=== Instructions for the task ===
Report every line in the listing that contains the string "text".

=== Data for this task ===
^^^^
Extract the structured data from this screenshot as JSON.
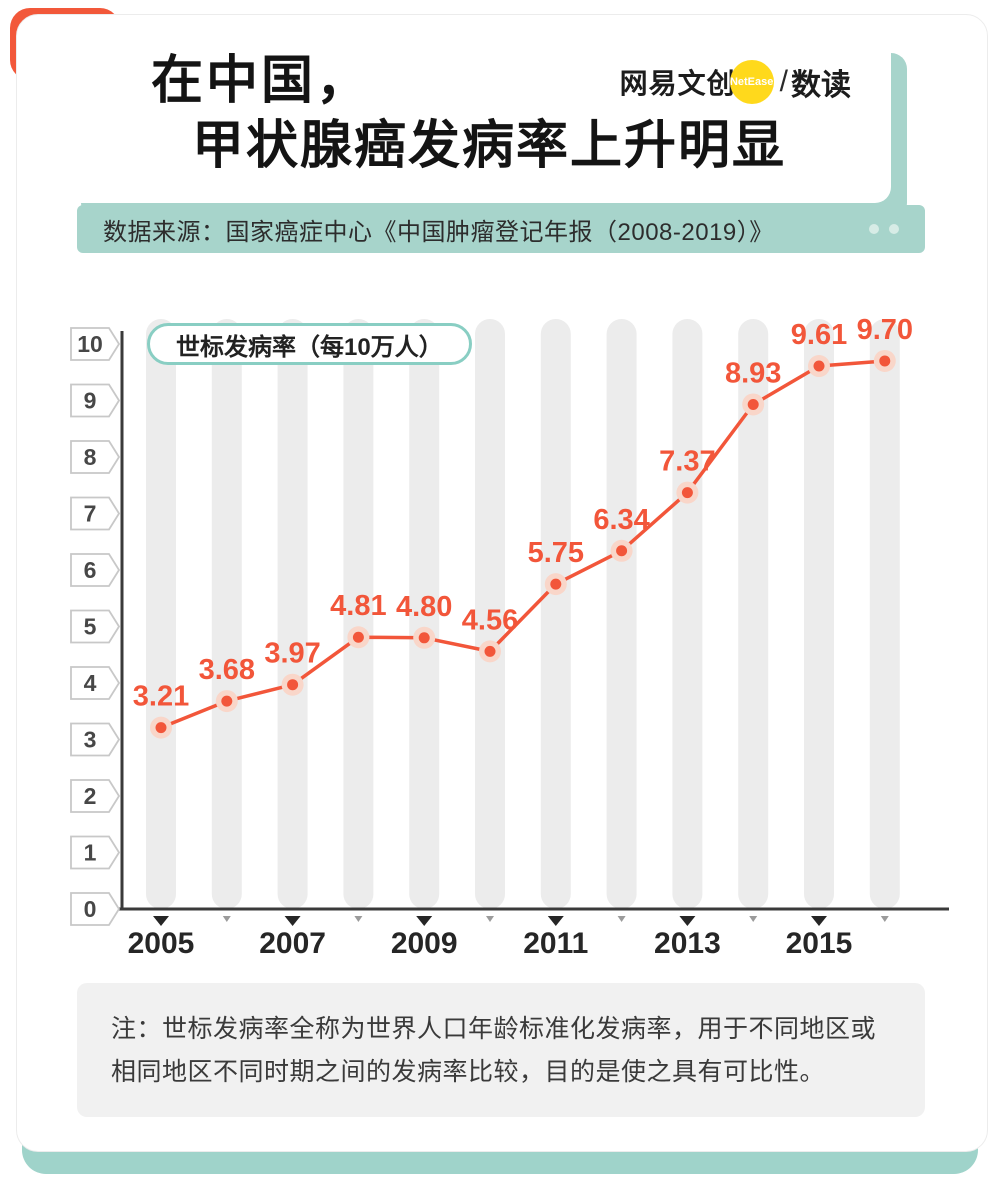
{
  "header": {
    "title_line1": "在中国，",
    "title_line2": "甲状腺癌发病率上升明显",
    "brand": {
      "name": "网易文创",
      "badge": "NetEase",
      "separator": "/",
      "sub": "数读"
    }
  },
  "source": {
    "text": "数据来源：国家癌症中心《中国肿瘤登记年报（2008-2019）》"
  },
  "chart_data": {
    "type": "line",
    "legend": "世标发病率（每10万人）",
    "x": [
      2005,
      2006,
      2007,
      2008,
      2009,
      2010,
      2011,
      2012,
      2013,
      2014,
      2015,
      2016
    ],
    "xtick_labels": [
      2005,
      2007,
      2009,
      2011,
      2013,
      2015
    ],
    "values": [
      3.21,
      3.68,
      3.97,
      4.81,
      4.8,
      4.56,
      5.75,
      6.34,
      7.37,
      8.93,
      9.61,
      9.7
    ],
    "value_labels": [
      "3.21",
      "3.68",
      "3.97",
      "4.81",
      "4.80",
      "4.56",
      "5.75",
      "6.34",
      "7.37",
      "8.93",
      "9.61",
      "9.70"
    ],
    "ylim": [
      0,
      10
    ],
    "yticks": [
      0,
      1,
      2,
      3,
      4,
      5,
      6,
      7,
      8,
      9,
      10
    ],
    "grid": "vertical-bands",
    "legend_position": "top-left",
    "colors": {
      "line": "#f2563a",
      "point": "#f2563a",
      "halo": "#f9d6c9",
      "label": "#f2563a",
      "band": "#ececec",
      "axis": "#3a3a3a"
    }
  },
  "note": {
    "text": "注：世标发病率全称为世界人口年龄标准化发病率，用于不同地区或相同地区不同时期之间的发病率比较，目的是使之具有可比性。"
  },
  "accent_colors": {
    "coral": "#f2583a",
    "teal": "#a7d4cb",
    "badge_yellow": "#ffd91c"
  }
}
^^^^
=== Answer ===
    "text": "数据来源：国家癌症中心《中国肿瘤登记年报（2008-2019）》"
    "text": "注：世标发病率全称为世界人口年龄标准化发病率，用于不同地区或相同地区不同时期之间的发病率比较，目的是使之具有可比性。"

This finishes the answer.